What this task involves>
Transcribe the lines below verbatim, skipping the images.

Stored rows>
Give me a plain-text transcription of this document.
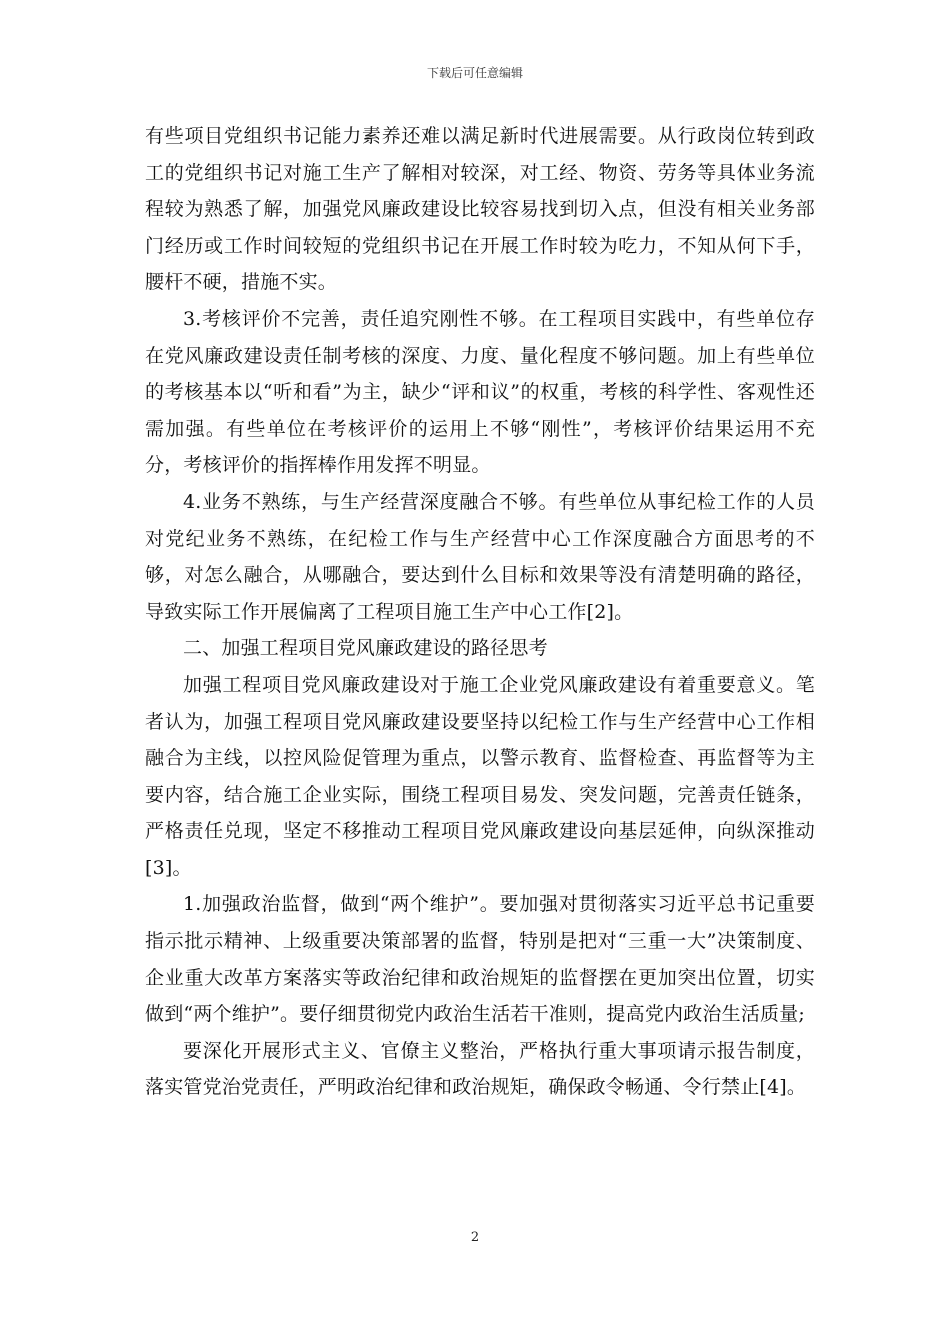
下载后可任意编辑

有些项目党组织书记能力素养还难以满足新时代进展需要。从行政岗位转到政工的党组织书记对施工生产了解相对较深，对工经、物资、劳务等具体业务流程较为熟悉了解，加强党风廉政建设比较容易找到切入点，但没有相关业务部门经历或工作时间较短的党组织书记在开展工作时较为吃力，不知从何下手，腰杆不硬，措施不实。

3.考核评价不完善，责任追究刚性不够。在工程项目实践中，有些单位存在党风廉政建设责任制考核的深度、力度、量化程度不够问题。加上有些单位的考核基本以“听和看”为主，缺少“评和议”的权重，考核的科学性、客观性还需加强。有些单位在考核评价的运用上不够“刚性”，考核评价结果运用不充分，考核评价的指挥棒作用发挥不明显。

4.业务不熟练，与生产经营深度融合不够。有些单位从事纪检工作的人员对党纪业务不熟练，在纪检工作与生产经营中心工作深度融合方面思考的不够，对怎么融合，从哪融合，要达到什么目标和效果等没有清楚明确的路径，导致实际工作开展偏离了工程项目施工生产中心工作[2]。

二、加强工程项目党风廉政建设的路径思考

加强工程项目党风廉政建设对于施工企业党风廉政建设有着重要意义。笔者认为，加强工程项目党风廉政建设要坚持以纪检工作与生产经营中心工作相融合为主线，以控风险促管理为重点，以警示教育、监督检查、再监督等为主要内容，结合施工企业实际，围绕工程项目易发、突发问题，完善责任链条，严格责任兑现，坚定不移推动工程项目党风廉政建设向基层延伸，向纵深推动[3]。

1.加强政治监督，做到“两个维护”。要加强对贯彻落实习近平总书记重要指示批示精神、上级重要决策部署的监督，特别是把对“三重一大”决策制度、企业重大改革方案落实等政治纪律和政治规矩的监督摆在更加突出位置，切实做到“两个维护”。要仔细贯彻党内政治生活若干准则，提高党内政治生活质量;

要深化开展形式主义、官僚主义整治，严格执行重大事项请示报告制度，落实管党治党责任，严明政治纪律和政治规矩，确保政令畅通、令行禁止[4]。

2
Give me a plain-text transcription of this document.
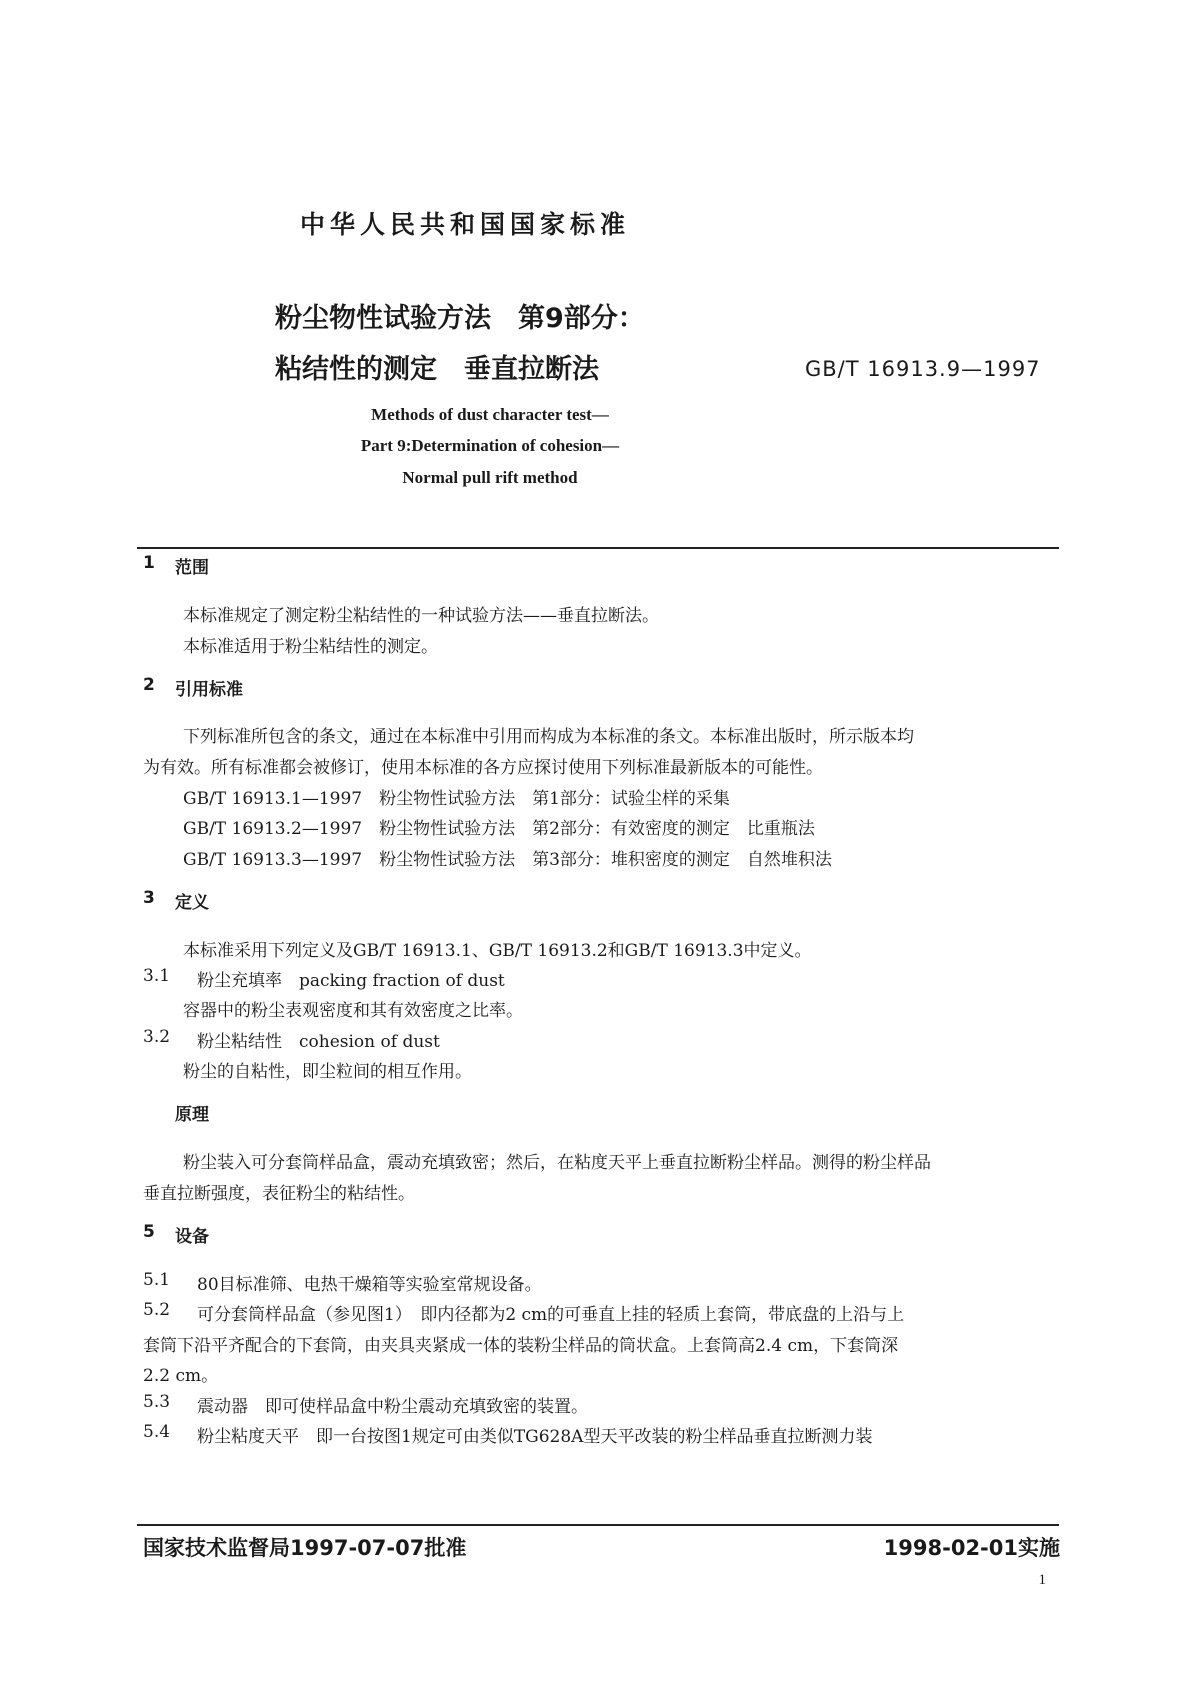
中华人民共和国国家标准
粉尘物性试验方法　第9部分：
粘结性的测定　垂直拉断法	GB/T 16913.9—1997
Methods of dust character test—
Part 9:Determination of cohesion—
Normal pull rift method
1 范围
本标准规定了测定粉尘粘结性的一种试验方法——垂直拉断法。
本标准适用于粉尘粘结性的测定。
2 引用标准
下列标准所包含的条文，通过在本标准中引用而构成为本标准的条文。本标准出版时，所示版本均
为有效。所有标准都会被修订，使用本标准的各方应探讨使用下列标准最新版本的可能性。
GB/T 16913.1—1997　粉尘物性试验方法　第1部分：试验尘样的采集
GB/T 16913.2—1997　粉尘物性试验方法　第2部分：有效密度的测定　比重瓶法
GB/T 16913.3—1997　粉尘物性试验方法　第3部分：堆积密度的测定　自然堆积法
3 定义
本标准采用下列定义及GB/T 16913.1、GB/T 16913.2和GB/T 16913.3中定义。
3.1 粉尘充填率　packing fraction of dust
容器中的粉尘表观密度和其有效密度之比率。
3.2 粉尘粘结性　cohesion of dust
粉尘的自粘性，即尘粒间的相互作用。
原理
粉尘装入可分套筒样品盒，震动充填致密；然后，在粘度天平上垂直拉断粉尘样品。测得的粉尘样品
垂直拉断强度，表征粉尘的粘结性。
5 设备
5.1 80目标准筛、电热干燥箱等实验室常规设备。
5.2 可分套筒样品盒（参见图1）　即内径都为2 cm的可垂直上挂的轻质上套筒，带底盘的上沿与上
套筒下沿平齐配合的下套筒，由夹具夹紧成一体的装粉尘样品的筒状盒。上套筒高2.4 cm，下套筒深
2.2 cm。
5.3 震动器　即可使样品盒中粉尘震动充填致密的装置。
5.4 粉尘粘度天平　即一台按图1规定可由类似TG628A型天平改装的粉尘样品垂直拉断测力装
国家技术监督局1997-07-07批准	1998-02-01实施
1
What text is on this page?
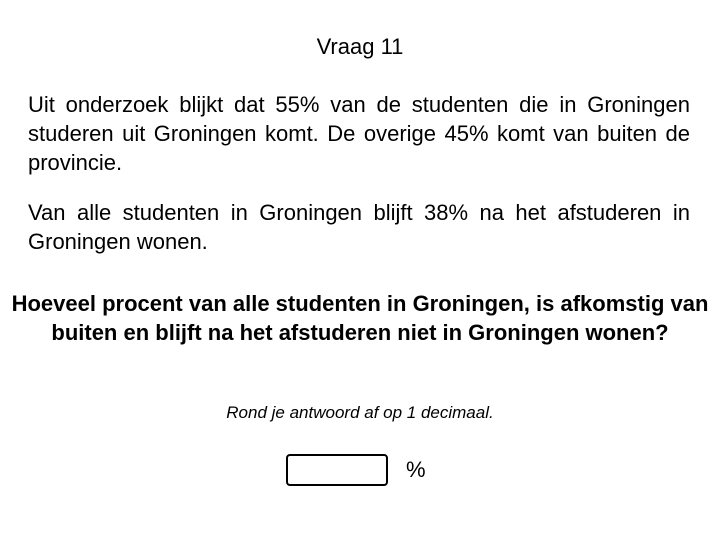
Vraag 11
Uit onderzoek blijkt dat 55% van de studenten die in Groningen studeren uit Groningen komt. De overige 45% komt van buiten de provincie.
Van alle studenten in Groningen blijft 38% na het afstuderen in Groningen wonen.
Hoeveel procent van alle studenten in Groningen, is afkomstig van buiten en blijft na het afstuderen niet in Groningen wonen?
Rond je antwoord af op 1 decimaal.
%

Exercise answer>
Give me a plain-text transcription of this document.
下载后可任意编辑

有些项目党组织书记能力素养还难以满足新时代进展需要。从行政岗位转到政工的党组织书记对施工生产了解相对较深，对工经、物资、劳务等具体业务流程较为熟悉了解，加强党风廉政建设比较容易找到切入点，但没有相关业务部门经历或工作时间较短的党组织书记在开展工作时较为吃力，不知从何下手，腰杆不硬，措施不实。

3.考核评价不完善，责任追究刚性不够。在工程项目实践中，有些单位存在党风廉政建设责任制考核的深度、力度、量化程度不够问题。加上有些单位的考核基本以“听和看”为主，缺少“评和议”的权重，考核的科学性、客观性还需加强。有些单位在考核评价的运用上不够“刚性”，考核评价结果运用不充分，考核评价的指挥棒作用发挥不明显。

4.业务不熟练，与生产经营深度融合不够。有些单位从事纪检工作的人员对党纪业务不熟练，在纪检工作与生产经营中心工作深度融合方面思考的不够，对怎么融合，从哪融合，要达到什么目标和效果等没有清楚明确的路径，导致实际工作开展偏离了工程项目施工生产中心工作[2]。

二、加强工程项目党风廉政建设的路径思考

加强工程项目党风廉政建设对于施工企业党风廉政建设有着重要意义。笔者认为，加强工程项目党风廉政建设要坚持以纪检工作与生产经营中心工作相融合为主线，以控风险促管理为重点，以警示教育、监督检查、再监督等为主要内容，结合施工企业实际，围绕工程项目易发、突发问题，完善责任链条，严格责任兑现，坚定不移推动工程项目党风廉政建设向基层延伸，向纵深推动[3]。

1.加强政治监督，做到“两个维护”。要加强对贯彻落实习近平总书记重要指示批示精神、上级重要决策部署的监督，特别是把对“三重一大”决策制度、企业重大改革方案落实等政治纪律和政治规矩的监督摆在更加突出位置，切实做到“两个维护”。要仔细贯彻党内政治生活若干准则，提高党内政治生活质量;

要深化开展形式主义、官僚主义整治，严格执行重大事项请示报告制度，落实管党治党责任，严明政治纪律和政治规矩，确保政令畅通、令行禁止[4]。

2
Give me a plain-text transcription of this document.
中华人民共和国国家标准
粉尘物性试验方法　第9部分：
粘结性的测定　垂直拉断法	GB/T 16913.9—1997
Methods of dust character test—
Part 9:Determination of cohesion—
Normal pull rift method
1 范围
本标准规定了测定粉尘粘结性的一种试验方法——垂直拉断法。
本标准适用于粉尘粘结性的测定。
2 引用标准
下列标准所包含的条文，通过在本标准中引用而构成为本标准的条文。本标准出版时，所示版本均
为有效。所有标准都会被修订，使用本标准的各方应探讨使用下列标准最新版本的可能性。
GB/T 16913.1—1997　粉尘物性试验方法　第1部分：试验尘样的采集
GB/T 16913.2—1997　粉尘物性试验方法　第2部分：有效密度的测定　比重瓶法
GB/T 16913.3—1997　粉尘物性试验方法　第3部分：堆积密度的测定　自然堆积法
3 定义
本标准采用下列定义及GB/T 16913.1、GB/T 16913.2和GB/T 16913.3中定义。
3.1 粉尘充填率　packing fraction of dust
容器中的粉尘表观密度和其有效密度之比率。
3.2 粉尘粘结性　cohesion of dust
粉尘的自粘性，即尘粒间的相互作用。
原理
粉尘装入可分套筒样品盒，震动充填致密；然后，在粘度天平上垂直拉断粉尘样品。测得的粉尘样品
垂直拉断强度，表征粉尘的粘结性。
5 设备
5.1 80目标准筛、电热干燥箱等实验室常规设备。
5.2 可分套筒样品盒（参见图1）　即内径都为2 cm的可垂直上挂的轻质上套筒，带底盘的上沿与上
套筒下沿平齐配合的下套筒，由夹具夹紧成一体的装粉尘样品的筒状盒。上套筒高2.4 cm，下套筒深
2.2 cm。
5.3 震动器　即可使样品盒中粉尘震动充填致密的装置。
5.4 粉尘粘度天平　即一台按图1规定可由类似TG628A型天平改装的粉尘样品垂直拉断测力装
国家技术监督局1997-07-07批准	1998-02-01实施
1
What text is on this page?
Vraag 11
Uit onderzoek blijkt dat 55% van de studenten die in Groningen studeren uit Groningen komt. De overige 45% komt van buiten de provincie.
Van alle studenten in Groningen blijft 38% na het afstuderen in Groningen wonen.
Hoeveel procent van alle studenten in Groningen, is afkomstig van buiten en blijft na het afstuderen niet in Groningen wonen?
Rond je antwoord af op 1 decimaal.
%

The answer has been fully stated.